-- What you should do --
Give back the full material, exactly as it reads.

Dataset entries:
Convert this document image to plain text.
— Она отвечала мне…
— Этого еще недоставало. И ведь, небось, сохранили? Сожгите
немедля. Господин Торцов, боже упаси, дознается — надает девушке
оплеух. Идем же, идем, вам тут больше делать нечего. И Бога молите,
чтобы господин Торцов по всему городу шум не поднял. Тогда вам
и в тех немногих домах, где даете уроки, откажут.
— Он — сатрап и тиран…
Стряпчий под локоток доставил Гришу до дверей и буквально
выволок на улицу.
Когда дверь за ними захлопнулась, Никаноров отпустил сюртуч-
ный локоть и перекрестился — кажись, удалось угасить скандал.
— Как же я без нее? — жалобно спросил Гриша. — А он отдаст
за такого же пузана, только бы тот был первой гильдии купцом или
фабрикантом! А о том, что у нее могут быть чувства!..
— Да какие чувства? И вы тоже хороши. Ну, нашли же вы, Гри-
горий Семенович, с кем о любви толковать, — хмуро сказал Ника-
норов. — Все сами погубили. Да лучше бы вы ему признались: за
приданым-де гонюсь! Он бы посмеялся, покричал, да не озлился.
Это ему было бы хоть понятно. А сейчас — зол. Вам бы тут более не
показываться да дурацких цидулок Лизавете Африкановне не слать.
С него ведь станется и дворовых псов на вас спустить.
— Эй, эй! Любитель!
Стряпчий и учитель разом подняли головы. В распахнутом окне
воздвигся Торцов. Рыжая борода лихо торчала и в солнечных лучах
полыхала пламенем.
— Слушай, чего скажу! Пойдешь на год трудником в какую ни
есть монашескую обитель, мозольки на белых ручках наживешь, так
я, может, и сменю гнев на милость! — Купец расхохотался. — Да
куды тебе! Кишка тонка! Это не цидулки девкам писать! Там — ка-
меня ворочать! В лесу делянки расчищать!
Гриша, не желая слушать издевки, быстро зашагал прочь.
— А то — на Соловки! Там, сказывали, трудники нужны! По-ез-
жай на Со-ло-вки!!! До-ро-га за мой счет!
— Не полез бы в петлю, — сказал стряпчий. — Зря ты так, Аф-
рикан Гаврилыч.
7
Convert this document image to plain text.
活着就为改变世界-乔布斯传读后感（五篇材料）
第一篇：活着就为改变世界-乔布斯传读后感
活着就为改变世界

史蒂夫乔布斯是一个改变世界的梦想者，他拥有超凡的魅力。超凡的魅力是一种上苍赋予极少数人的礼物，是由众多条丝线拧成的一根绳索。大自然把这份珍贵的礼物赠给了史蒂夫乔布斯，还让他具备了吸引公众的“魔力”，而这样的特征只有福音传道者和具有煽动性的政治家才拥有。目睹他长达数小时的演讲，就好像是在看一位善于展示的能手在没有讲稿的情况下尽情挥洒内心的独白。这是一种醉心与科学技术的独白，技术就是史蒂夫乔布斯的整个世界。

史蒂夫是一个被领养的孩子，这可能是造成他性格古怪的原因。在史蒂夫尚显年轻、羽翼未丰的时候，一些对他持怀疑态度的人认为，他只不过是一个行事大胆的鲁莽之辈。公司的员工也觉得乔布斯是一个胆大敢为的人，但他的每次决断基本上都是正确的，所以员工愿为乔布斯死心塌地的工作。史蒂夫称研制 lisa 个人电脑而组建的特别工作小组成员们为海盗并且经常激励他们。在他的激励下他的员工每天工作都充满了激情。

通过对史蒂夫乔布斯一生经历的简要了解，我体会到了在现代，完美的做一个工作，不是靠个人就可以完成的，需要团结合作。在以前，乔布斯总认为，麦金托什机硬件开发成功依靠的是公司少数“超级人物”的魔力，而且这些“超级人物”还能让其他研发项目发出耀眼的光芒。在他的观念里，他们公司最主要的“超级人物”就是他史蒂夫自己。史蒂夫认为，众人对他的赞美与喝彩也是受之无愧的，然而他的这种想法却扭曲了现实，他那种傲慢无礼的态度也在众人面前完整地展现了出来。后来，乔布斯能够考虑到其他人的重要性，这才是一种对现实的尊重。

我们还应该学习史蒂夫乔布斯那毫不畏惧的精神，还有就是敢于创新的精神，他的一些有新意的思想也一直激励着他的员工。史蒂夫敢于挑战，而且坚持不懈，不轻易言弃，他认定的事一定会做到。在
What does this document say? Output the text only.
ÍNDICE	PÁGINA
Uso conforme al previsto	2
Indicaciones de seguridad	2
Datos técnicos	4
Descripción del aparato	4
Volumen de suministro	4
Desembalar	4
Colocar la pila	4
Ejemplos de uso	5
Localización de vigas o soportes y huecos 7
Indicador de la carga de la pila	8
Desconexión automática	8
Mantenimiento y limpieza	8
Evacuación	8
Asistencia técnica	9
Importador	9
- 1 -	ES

-- Worked answer --
Convert this document image to plain text.
— Она отвечала мне…
— Этого еще недоставало. И ведь, небось, сохранили? Сожгите
немедля. Господин Торцов, боже упаси, дознается — надает девушке
оплеух. Идем же, идем, вам тут больше делать нечего. И Бога молите,
чтобы господин Торцов по всему городу шум не поднял. Тогда вам
и в тех немногих домах, где даете уроки, откажут.
— Он — сатрап и тиран…
Стряпчий под локоток доставил Гришу до дверей и буквально
выволок на улицу.
Когда дверь за ними захлопнулась, Никаноров отпустил сюртуч-
ный локоть и перекрестился — кажись, удалось угасить скандал.
— Как же я без нее? — жалобно спросил Гриша. — А он отдаст
за такого же пузана, только бы тот был первой гильдии купцом или
фабрикантом! А о том, что у нее могут быть чувства!..
— Да какие чувства? И вы тоже хороши. Ну, нашли же вы, Гри-
горий Семенович, с кем о любви толковать, — хмуро сказал Ника-
норов. — Все сами погубили. Да лучше бы вы ему признались: за
приданым-де гонюсь! Он бы посмеялся, покричал, да не озлился.
Это ему было бы хоть понятно. А сейчас — зол. Вам бы тут более не
показываться да дурацких цидулок Лизавете Африкановне не слать.
С него ведь станется и дворовых псов на вас спустить.
— Эй, эй! Любитель!
Стряпчий и учитель разом подняли головы. В распахнутом окне
воздвигся Торцов. Рыжая борода лихо торчала и в солнечных лучах
полыхала пламенем.
— Слушай, чего скажу! Пойдешь на год трудником в какую ни
есть монашескую обитель, мозольки на белых ручках наживешь, так
я, может, и сменю гнев на милость! — Купец расхохотался. — Да
куды тебе! Кишка тонка! Это не цидулки девкам писать! Там — ка-
меня ворочать! В лесу делянки расчищать!
Гриша, не желая слушать издевки, быстро зашагал прочь.
— А то — на Соловки! Там, сказывали, трудники нужны! По-ез-
жай на Со-ло-вки!!! До-ро-га за мой счет!
— Не полез бы в петлю, — сказал стряпчий. — Зря ты так, Аф-
рикан Гаврилыч.
7
Convert this document image to plain text.
活着就为改变世界-乔布斯传读后感（五篇材料）
第一篇：活着就为改变世界-乔布斯传读后感
活着就为改变世界

史蒂夫乔布斯是一个改变世界的梦想者，他拥有超凡的魅力。超凡的魅力是一种上苍赋予极少数人的礼物，是由众多条丝线拧成的一根绳索。大自然把这份珍贵的礼物赠给了史蒂夫乔布斯，还让他具备了吸引公众的“魔力”，而这样的特征只有福音传道者和具有煽动性的政治家才拥有。目睹他长达数小时的演讲，就好像是在看一位善于展示的能手在没有讲稿的情况下尽情挥洒内心的独白。这是一种醉心与科学技术的独白，技术就是史蒂夫乔布斯的整个世界。

史蒂夫是一个被领养的孩子，这可能是造成他性格古怪的原因。在史蒂夫尚显年轻、羽翼未丰的时候，一些对他持怀疑态度的人认为，他只不过是一个行事大胆的鲁莽之辈。公司的员工也觉得乔布斯是一个胆大敢为的人，但他的每次决断基本上都是正确的，所以员工愿为乔布斯死心塌地的工作。史蒂夫称研制 lisa 个人电脑而组建的特别工作小组成员们为海盗并且经常激励他们。在他的激励下他的员工每天工作都充满了激情。

通过对史蒂夫乔布斯一生经历的简要了解，我体会到了在现代，完美的做一个工作，不是靠个人就可以完成的，需要团结合作。在以前，乔布斯总认为，麦金托什机硬件开发成功依靠的是公司少数“超级人物”的魔力，而且这些“超级人物”还能让其他研发项目发出耀眼的光芒。在他的观念里，他们公司最主要的“超级人物”就是他史蒂夫自己。史蒂夫认为，众人对他的赞美与喝彩也是受之无愧的，然而他的这种想法却扭曲了现实，他那种傲慢无礼的态度也在众人面前完整地展现了出来。后来，乔布斯能够考虑到其他人的重要性，这才是一种对现实的尊重。

我们还应该学习史蒂夫乔布斯那毫不畏惧的精神，还有就是敢于创新的精神，他的一些有新意的思想也一直激励着他的员工。史蒂夫敢于挑战，而且坚持不懈，不轻易言弃，他认定的事一定会做到。在
What does this document say? Output the text only.
ÍNDICE	PÁGINA
Uso conforme al previsto	2
Indicaciones de seguridad	2
Datos técnicos	4
Descripción del aparato	4
Volumen de suministro	4
Desembalar	4
Colocar la pila	4
Ejemplos de uso	5
Localización de vigas o soportes y huecos 7
Indicador de la carga de la pila	8
Desconexión automática	8
Mantenimiento y limpieza	8
Evacuación	8
Asistencia técnica	9
Importador	9
- 1 -	ES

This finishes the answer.